**REQUIREMENT:** Leave out every picture, then transcribe the rest of the listing exactly.

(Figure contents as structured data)
┌──
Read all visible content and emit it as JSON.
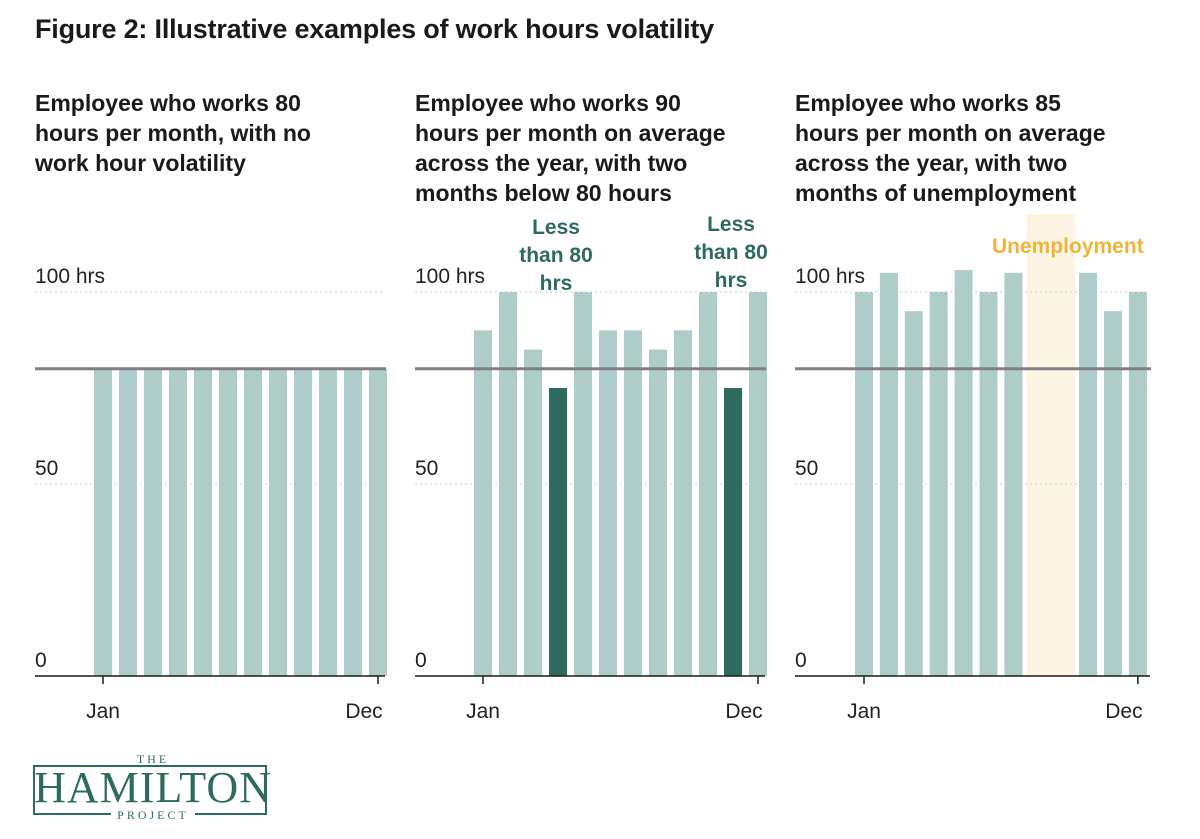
{
  "title": "Figure 2: Illustrative examples of work hours volatility",
  "colors": {
    "bar": "#aecdc8",
    "bar_highlight": "#2e6b5e",
    "reference_line": "#808080",
    "unemployment_band": "#fdf5e4",
    "unemployment_text": "#f0b33a"
  },
  "chart_data": [
    {
      "type": "bar",
      "title": "Employee who works 80 hours per month, with no work hour volatility",
      "title_lines": [
        "Employee who works 80",
        "hours per month, with no",
        "work hour volatility"
      ],
      "x_start_label": "Jan",
      "x_end_label": "Dec",
      "values": [
        80,
        80,
        80,
        80,
        80,
        80,
        80,
        80,
        80,
        80,
        80,
        80
      ],
      "highlight": [],
      "reference_line": 80,
      "ylim": [
        0,
        100
      ],
      "yticks": [
        {
          "value": 100,
          "label": "100 hrs"
        },
        {
          "value": 50,
          "label": "50"
        },
        {
          "value": 0,
          "label": "0"
        }
      ],
      "annotations": []
    },
    {
      "type": "bar",
      "title": "Employee who works 90 hours per month on average across the year, with two months below 80 hours",
      "title_lines": [
        "Employee who works 90",
        "hours per month on average",
        "across the year, with two",
        "months below 80 hours"
      ],
      "x_start_label": "Jan",
      "x_end_label": "Dec",
      "values": [
        90,
        100,
        85,
        75,
        100,
        90,
        90,
        85,
        90,
        100,
        75,
        100
      ],
      "highlight": [
        3,
        10
      ],
      "reference_line": 80,
      "ylim": [
        0,
        100
      ],
      "yticks": [
        {
          "value": 100,
          "label": "100 hrs"
        },
        {
          "value": 50,
          "label": "50"
        },
        {
          "value": 0,
          "label": "0"
        }
      ],
      "annotations": [
        {
          "month_index": 3,
          "lines": [
            "Less",
            "than 80",
            "hrs"
          ]
        },
        {
          "month_index": 10,
          "lines": [
            "Less",
            "than 80",
            "hrs"
          ]
        }
      ]
    },
    {
      "type": "bar",
      "title": "Employee who works 85 hours per month on average across the year, with two months of unemployment",
      "title_lines": [
        "Employee who works 85",
        "hours per month on average",
        "across the year, with two",
        "months of unemployment"
      ],
      "x_start_label": "Jan",
      "x_end_label": "Dec",
      "values": [
        100,
        105,
        95,
        100,
        110,
        100,
        105,
        0,
        0,
        105,
        95,
        100
      ],
      "highlight": [],
      "reference_line": 80,
      "ylim": [
        0,
        100
      ],
      "yticks": [
        {
          "value": 100,
          "label": "100 hrs"
        },
        {
          "value": 50,
          "label": "50"
        },
        {
          "value": 0,
          "label": "0"
        }
      ],
      "unemployment_months": [
        7,
        8
      ],
      "unemployment_label": "Unemployment",
      "annotations": []
    }
  ],
  "logo": {
    "top": "THE",
    "name": "HAMILTON",
    "bottom": "PROJECT"
  }
}
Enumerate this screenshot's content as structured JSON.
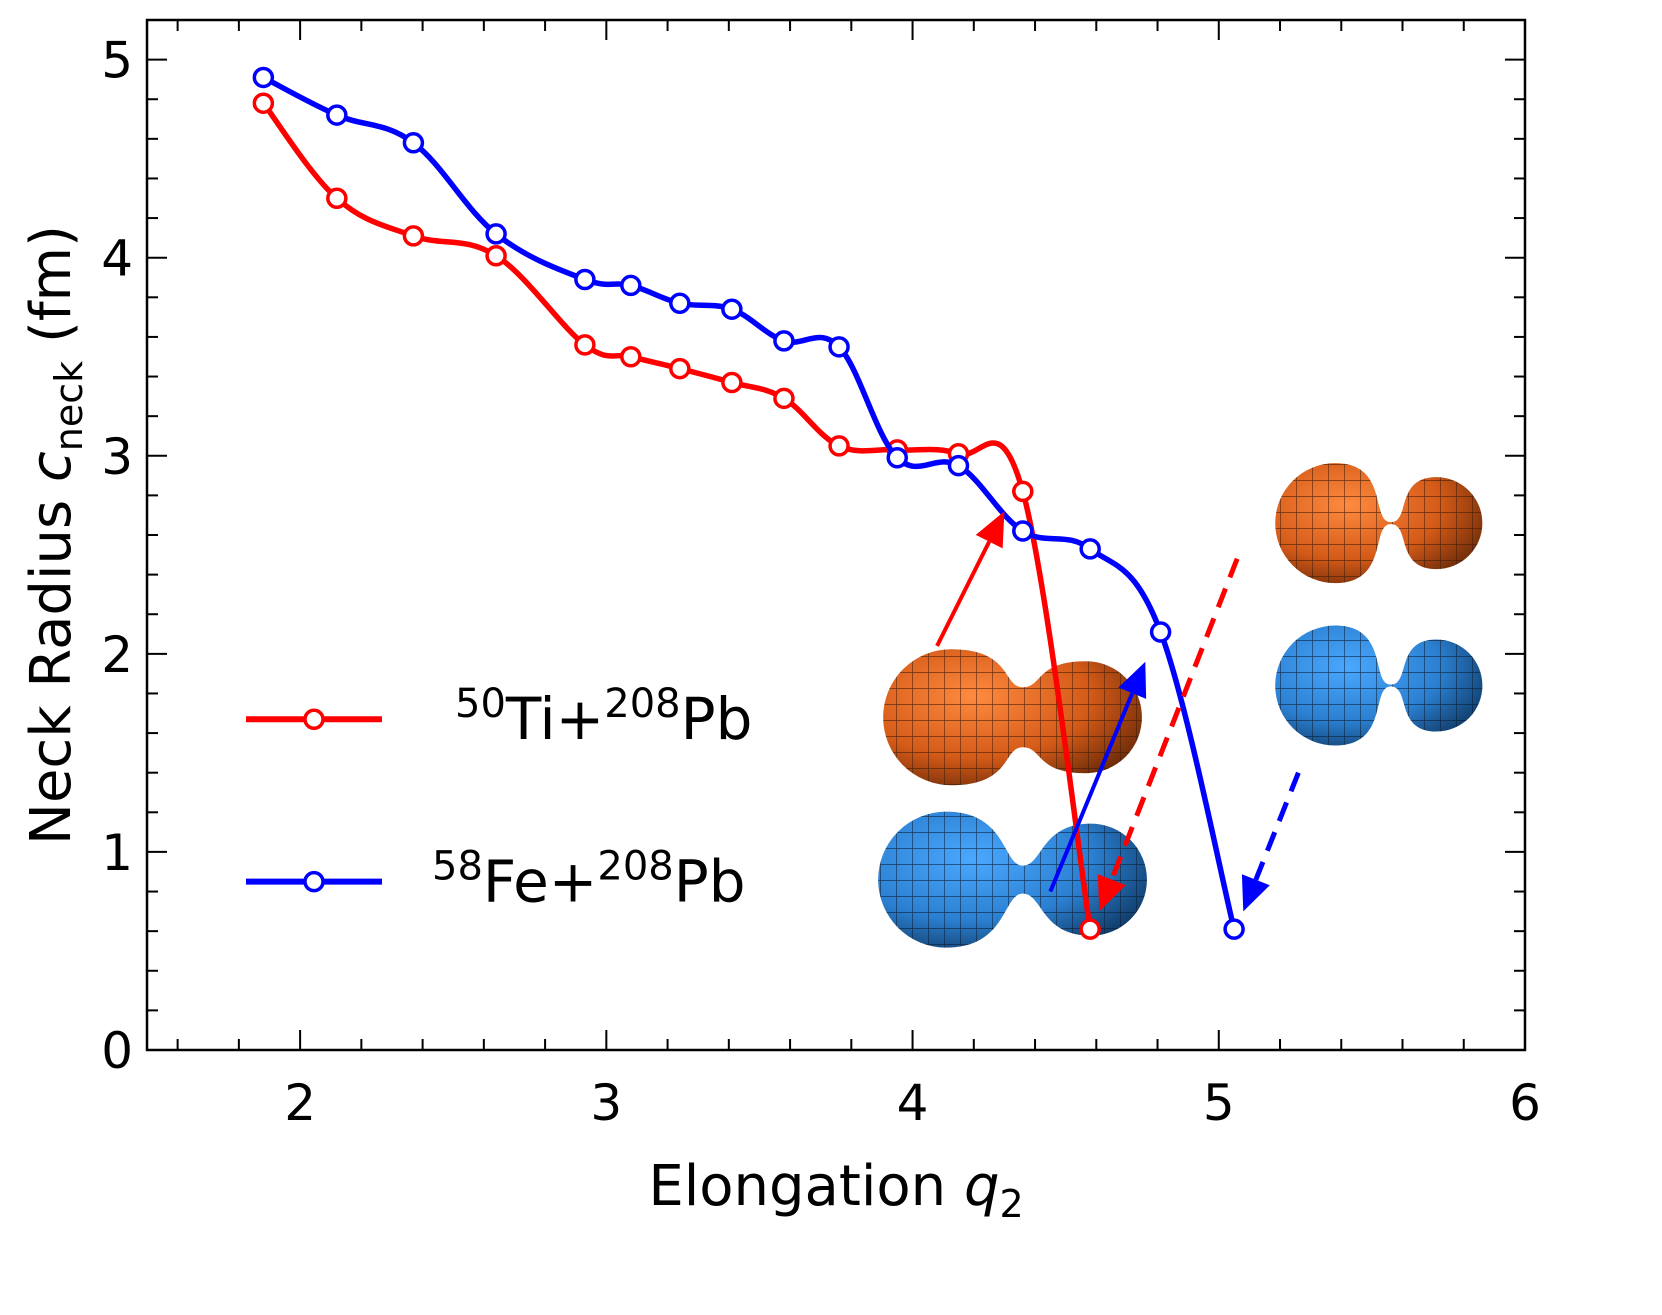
{
  "chart_data": {
    "type": "line",
    "xlabel": {
      "prefix": "Elongation ",
      "var": "q",
      "sub": "2"
    },
    "ylabel": {
      "prefix": "Neck Radius ",
      "var": "c",
      "sub": "neck",
      "suffix": " (fm)"
    },
    "xlim": [
      1.5,
      6.0
    ],
    "ylim": [
      0,
      5.2
    ],
    "xticks": [
      2,
      3,
      4,
      5,
      6
    ],
    "yticks": [
      0,
      1,
      2,
      3,
      4,
      5
    ],
    "x_minor_step": 0.2,
    "y_minor_step": 0.2,
    "grid": false,
    "legend_position": "lower-left",
    "series": [
      {
        "name": "50Ti+208Pb",
        "legend": {
          "mass1": "50",
          "el1": "Ti",
          "plus": "+",
          "mass2": "208",
          "el2": "Pb"
        },
        "color": "#ff0000",
        "x": [
          1.88,
          2.12,
          2.37,
          2.64,
          2.93,
          3.08,
          3.24,
          3.41,
          3.58,
          3.76,
          3.95,
          4.15,
          4.36,
          4.58
        ],
        "y": [
          4.78,
          4.3,
          4.11,
          4.01,
          3.56,
          3.5,
          3.44,
          3.37,
          3.29,
          3.05,
          3.03,
          3.01,
          2.82,
          0.61
        ]
      },
      {
        "name": "58Fe+208Pb",
        "legend": {
          "mass1": "58",
          "el1": "Fe",
          "plus": "+",
          "mass2": "208",
          "el2": "Pb"
        },
        "color": "#0000ff",
        "x": [
          1.88,
          2.12,
          2.37,
          2.64,
          2.93,
          3.08,
          3.24,
          3.41,
          3.58,
          3.76,
          3.95,
          4.15,
          4.36,
          4.58,
          4.81,
          5.05
        ],
        "y": [
          4.91,
          4.72,
          4.58,
          4.12,
          3.89,
          3.86,
          3.77,
          3.74,
          3.58,
          3.55,
          2.99,
          2.95,
          2.62,
          2.53,
          2.11,
          0.61
        ]
      }
    ],
    "annotations": [
      {
        "type": "arrow",
        "style": "solid",
        "color": "#ff0000",
        "from": [
          4.08,
          2.04
        ],
        "to": [
          4.3,
          2.72
        ]
      },
      {
        "type": "arrow",
        "style": "solid",
        "color": "#0000ff",
        "from": [
          4.45,
          0.8
        ],
        "to": [
          4.76,
          1.96
        ]
      },
      {
        "type": "arrow",
        "style": "dashed",
        "color": "#ff0000",
        "from": [
          5.06,
          2.48
        ],
        "to": [
          4.61,
          0.7
        ]
      },
      {
        "type": "arrow",
        "style": "dashed",
        "color": "#0000ff",
        "from": [
          5.26,
          1.4
        ],
        "to": [
          5.08,
          0.7
        ]
      }
    ],
    "insets": [
      {
        "name": "ti-shape-inset",
        "description_color": "#e06020",
        "neck": "wide",
        "at": [
          4.35,
          1.68
        ]
      },
      {
        "name": "fe-shape-inset",
        "description_color": "#2d86d6",
        "neck": "narrow",
        "at": [
          4.35,
          0.86
        ]
      },
      {
        "name": "ti-scission-shape-inset",
        "description_color": "#e06020",
        "neck": "pinched",
        "at": [
          5.55,
          2.66
        ]
      },
      {
        "name": "fe-scission-shape-inset",
        "description_color": "#2d86d6",
        "neck": "pinched",
        "at": [
          5.55,
          1.84
        ]
      }
    ]
  }
}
└──
**REPLY:**
Read all visible content and emit it as JSON.
{
  "title": "Figure 2: Illustrative examples of work hours volatility",
  "colors": {
    "bar": "#aecdc8",
    "bar_highlight": "#2e6b5e",
    "reference_line": "#808080",
    "unemployment_band": "#fdf5e4",
    "unemployment_text": "#f0b33a"
  },
  "chart_data": [
    {
      "type": "bar",
      "title": "Employee who works 80 hours per month, with no work hour volatility",
      "title_lines": [
        "Employee who works 80",
        "hours per month, with no",
        "work hour volatility"
      ],
      "x_start_label": "Jan",
      "x_end_label": "Dec",
      "values": [
        80,
        80,
        80,
        80,
        80,
        80,
        80,
        80,
        80,
        80,
        80,
        80
      ],
      "highlight": [],
      "reference_line": 80,
      "ylim": [
        0,
        100
      ],
      "yticks": [
        {
          "value": 100,
          "label": "100 hrs"
        },
        {
          "value": 50,
          "label": "50"
        },
        {
          "value": 0,
          "label": "0"
        }
      ],
      "annotations": []
    },
    {
      "type": "bar",
      "title": "Employee who works 90 hours per month on average across the year, with two months below 80 hours",
      "title_lines": [
        "Employee who works 90",
        "hours per month on average",
        "across the year, with two",
        "months below 80 hours"
      ],
      "x_start_label": "Jan",
      "x_end_label": "Dec",
      "values": [
        90,
        100,
        85,
        75,
        100,
        90,
        90,
        85,
        90,
        100,
        75,
        100
      ],
      "highlight": [
        3,
        10
      ],
      "reference_line": 80,
      "ylim": [
        0,
        100
      ],
      "yticks": [
        {
          "value": 100,
          "label": "100 hrs"
        },
        {
          "value": 50,
          "label": "50"
        },
        {
          "value": 0,
          "label": "0"
        }
      ],
      "annotations": [
        {
          "month_index": 3,
          "lines": [
            "Less",
            "than 80",
            "hrs"
          ]
        },
        {
          "month_index": 10,
          "lines": [
            "Less",
            "than 80",
            "hrs"
          ]
        }
      ]
    },
    {
      "type": "bar",
      "title": "Employee who works 85 hours per month on average across the year, with two months of unemployment",
      "title_lines": [
        "Employee who works 85",
        "hours per month on average",
        "across the year, with two",
        "months of unemployment"
      ],
      "x_start_label": "Jan",
      "x_end_label": "Dec",
      "values": [
        100,
        105,
        95,
        100,
        110,
        100,
        105,
        0,
        0,
        105,
        95,
        100
      ],
      "highlight": [],
      "reference_line": 80,
      "ylim": [
        0,
        100
      ],
      "yticks": [
        {
          "value": 100,
          "label": "100 hrs"
        },
        {
          "value": 50,
          "label": "50"
        },
        {
          "value": 0,
          "label": "0"
        }
      ],
      "unemployment_months": [
        7,
        8
      ],
      "unemployment_label": "Unemployment",
      "annotations": []
    }
  ],
  "logo": {
    "top": "THE",
    "name": "HAMILTON",
    "bottom": "PROJECT"
  }
}
Enumerate this screenshot's content as structured JSON.
{
  "chart_data": {
    "type": "line",
    "xlabel": {
      "prefix": "Elongation ",
      "var": "q",
      "sub": "2"
    },
    "ylabel": {
      "prefix": "Neck Radius ",
      "var": "c",
      "sub": "neck",
      "suffix": " (fm)"
    },
    "xlim": [
      1.5,
      6.0
    ],
    "ylim": [
      0,
      5.2
    ],
    "xticks": [
      2,
      3,
      4,
      5,
      6
    ],
    "yticks": [
      0,
      1,
      2,
      3,
      4,
      5
    ],
    "x_minor_step": 0.2,
    "y_minor_step": 0.2,
    "grid": false,
    "legend_position": "lower-left",
    "series": [
      {
        "name": "50Ti+208Pb",
        "legend": {
          "mass1": "50",
          "el1": "Ti",
          "plus": "+",
          "mass2": "208",
          "el2": "Pb"
        },
        "color": "#ff0000",
        "x": [
          1.88,
          2.12,
          2.37,
          2.64,
          2.93,
          3.08,
          3.24,
          3.41,
          3.58,
          3.76,
          3.95,
          4.15,
          4.36,
          4.58
        ],
        "y": [
          4.78,
          4.3,
          4.11,
          4.01,
          3.56,
          3.5,
          3.44,
          3.37,
          3.29,
          3.05,
          3.03,
          3.01,
          2.82,
          0.61
        ]
      },
      {
        "name": "58Fe+208Pb",
        "legend": {
          "mass1": "58",
          "el1": "Fe",
          "plus": "+",
          "mass2": "208",
          "el2": "Pb"
        },
        "color": "#0000ff",
        "x": [
          1.88,
          2.12,
          2.37,
          2.64,
          2.93,
          3.08,
          3.24,
          3.41,
          3.58,
          3.76,
          3.95,
          4.15,
          4.36,
          4.58,
          4.81,
          5.05
        ],
        "y": [
          4.91,
          4.72,
          4.58,
          4.12,
          3.89,
          3.86,
          3.77,
          3.74,
          3.58,
          3.55,
          2.99,
          2.95,
          2.62,
          2.53,
          2.11,
          0.61
        ]
      }
    ],
    "annotations": [
      {
        "type": "arrow",
        "style": "solid",
        "color": "#ff0000",
        "from": [
          4.08,
          2.04
        ],
        "to": [
          4.3,
          2.72
        ]
      },
      {
        "type": "arrow",
        "style": "solid",
        "color": "#0000ff",
        "from": [
          4.45,
          0.8
        ],
        "to": [
          4.76,
          1.96
        ]
      },
      {
        "type": "arrow",
        "style": "dashed",
        "color": "#ff0000",
        "from": [
          5.06,
          2.48
        ],
        "to": [
          4.61,
          0.7
        ]
      },
      {
        "type": "arrow",
        "style": "dashed",
        "color": "#0000ff",
        "from": [
          5.26,
          1.4
        ],
        "to": [
          5.08,
          0.7
        ]
      }
    ],
    "insets": [
      {
        "name": "ti-shape-inset",
        "description_color": "#e06020",
        "neck": "wide",
        "at": [
          4.35,
          1.68
        ]
      },
      {
        "name": "fe-shape-inset",
        "description_color": "#2d86d6",
        "neck": "narrow",
        "at": [
          4.35,
          0.86
        ]
      },
      {
        "name": "ti-scission-shape-inset",
        "description_color": "#e06020",
        "neck": "pinched",
        "at": [
          5.55,
          2.66
        ]
      },
      {
        "name": "fe-scission-shape-inset",
        "description_color": "#2d86d6",
        "neck": "pinched",
        "at": [
          5.55,
          1.84
        ]
      }
    ]
  }
}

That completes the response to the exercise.